[PROBLEM REQUIREMENTS]:
Examine each line of the data, and copy the ones containing "outer".

[Stored data entries]

—————

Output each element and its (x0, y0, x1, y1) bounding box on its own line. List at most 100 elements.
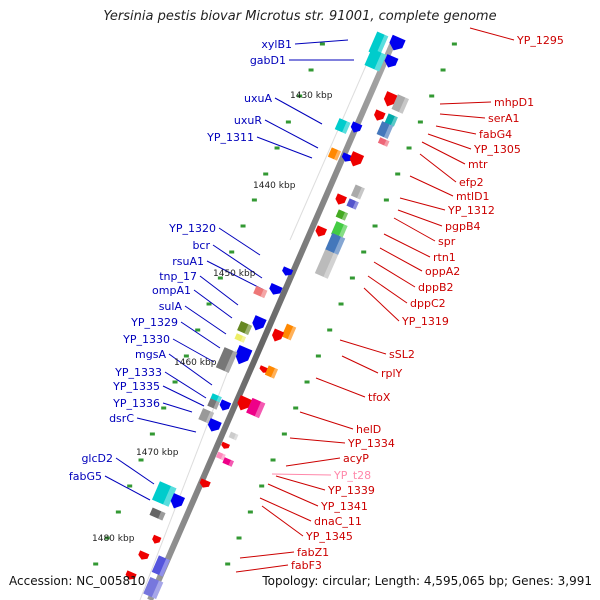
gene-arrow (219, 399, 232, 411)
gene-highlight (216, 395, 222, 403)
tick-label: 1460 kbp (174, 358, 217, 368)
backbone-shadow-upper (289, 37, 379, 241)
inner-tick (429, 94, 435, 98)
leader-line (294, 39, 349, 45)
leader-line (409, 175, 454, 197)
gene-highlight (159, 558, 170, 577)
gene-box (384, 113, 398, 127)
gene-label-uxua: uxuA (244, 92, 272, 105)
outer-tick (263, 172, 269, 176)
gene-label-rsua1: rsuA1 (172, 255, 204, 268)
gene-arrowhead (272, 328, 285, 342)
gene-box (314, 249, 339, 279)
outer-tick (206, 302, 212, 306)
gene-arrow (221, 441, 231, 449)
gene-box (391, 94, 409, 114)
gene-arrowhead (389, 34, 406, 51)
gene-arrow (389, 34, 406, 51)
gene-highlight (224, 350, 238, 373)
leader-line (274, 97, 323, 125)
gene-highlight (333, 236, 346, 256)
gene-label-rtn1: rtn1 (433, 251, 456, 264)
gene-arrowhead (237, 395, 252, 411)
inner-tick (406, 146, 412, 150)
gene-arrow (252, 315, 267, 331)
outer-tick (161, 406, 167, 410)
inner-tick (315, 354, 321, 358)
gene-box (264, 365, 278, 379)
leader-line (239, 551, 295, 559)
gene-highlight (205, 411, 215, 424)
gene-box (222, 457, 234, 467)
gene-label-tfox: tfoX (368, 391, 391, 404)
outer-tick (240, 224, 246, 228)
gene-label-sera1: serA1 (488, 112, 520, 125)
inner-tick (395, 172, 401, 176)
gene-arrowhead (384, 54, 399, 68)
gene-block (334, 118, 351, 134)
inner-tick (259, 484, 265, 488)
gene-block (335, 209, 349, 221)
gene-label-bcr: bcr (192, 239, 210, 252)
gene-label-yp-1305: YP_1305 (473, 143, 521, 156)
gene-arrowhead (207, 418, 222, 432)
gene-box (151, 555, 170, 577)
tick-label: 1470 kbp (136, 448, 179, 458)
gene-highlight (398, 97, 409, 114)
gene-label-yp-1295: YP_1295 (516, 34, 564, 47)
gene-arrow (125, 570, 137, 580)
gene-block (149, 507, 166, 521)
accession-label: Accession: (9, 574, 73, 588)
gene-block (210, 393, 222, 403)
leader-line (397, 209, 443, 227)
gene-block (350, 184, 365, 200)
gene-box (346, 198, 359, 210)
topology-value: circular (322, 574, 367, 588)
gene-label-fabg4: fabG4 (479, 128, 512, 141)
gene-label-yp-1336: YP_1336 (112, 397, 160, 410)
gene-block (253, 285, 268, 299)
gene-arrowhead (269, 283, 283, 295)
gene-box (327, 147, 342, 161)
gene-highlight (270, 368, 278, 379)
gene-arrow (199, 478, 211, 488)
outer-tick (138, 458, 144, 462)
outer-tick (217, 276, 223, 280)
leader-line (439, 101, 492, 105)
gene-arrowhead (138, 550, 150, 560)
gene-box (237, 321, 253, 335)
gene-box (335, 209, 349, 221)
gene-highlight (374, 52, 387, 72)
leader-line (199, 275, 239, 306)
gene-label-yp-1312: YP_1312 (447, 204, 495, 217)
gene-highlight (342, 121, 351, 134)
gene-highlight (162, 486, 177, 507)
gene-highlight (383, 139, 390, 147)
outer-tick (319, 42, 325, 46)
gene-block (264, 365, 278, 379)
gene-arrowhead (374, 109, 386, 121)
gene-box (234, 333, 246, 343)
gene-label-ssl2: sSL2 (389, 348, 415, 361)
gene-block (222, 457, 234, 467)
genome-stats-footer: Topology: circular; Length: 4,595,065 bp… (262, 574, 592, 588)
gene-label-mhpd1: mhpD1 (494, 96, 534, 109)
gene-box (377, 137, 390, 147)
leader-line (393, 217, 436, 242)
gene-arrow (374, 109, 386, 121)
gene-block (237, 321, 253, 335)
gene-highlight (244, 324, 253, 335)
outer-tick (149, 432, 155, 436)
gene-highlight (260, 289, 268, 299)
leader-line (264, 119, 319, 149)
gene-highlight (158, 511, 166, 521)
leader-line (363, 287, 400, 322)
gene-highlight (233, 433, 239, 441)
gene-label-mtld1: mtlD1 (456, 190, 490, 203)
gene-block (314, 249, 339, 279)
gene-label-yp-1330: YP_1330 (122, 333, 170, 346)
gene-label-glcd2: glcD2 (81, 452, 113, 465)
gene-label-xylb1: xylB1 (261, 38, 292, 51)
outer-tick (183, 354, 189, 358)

—————

[SOLUTION FOR THIS TASK]:
outer-tick (263, 172, 269, 176)
outer-tick (206, 302, 212, 306)
outer-tick (161, 406, 167, 410)
outer-tick (240, 224, 246, 228)
outer-tick (138, 458, 144, 462)
outer-tick (217, 276, 223, 280)
outer-tick (319, 42, 325, 46)
outer-tick (149, 432, 155, 436)
outer-tick (183, 354, 189, 358)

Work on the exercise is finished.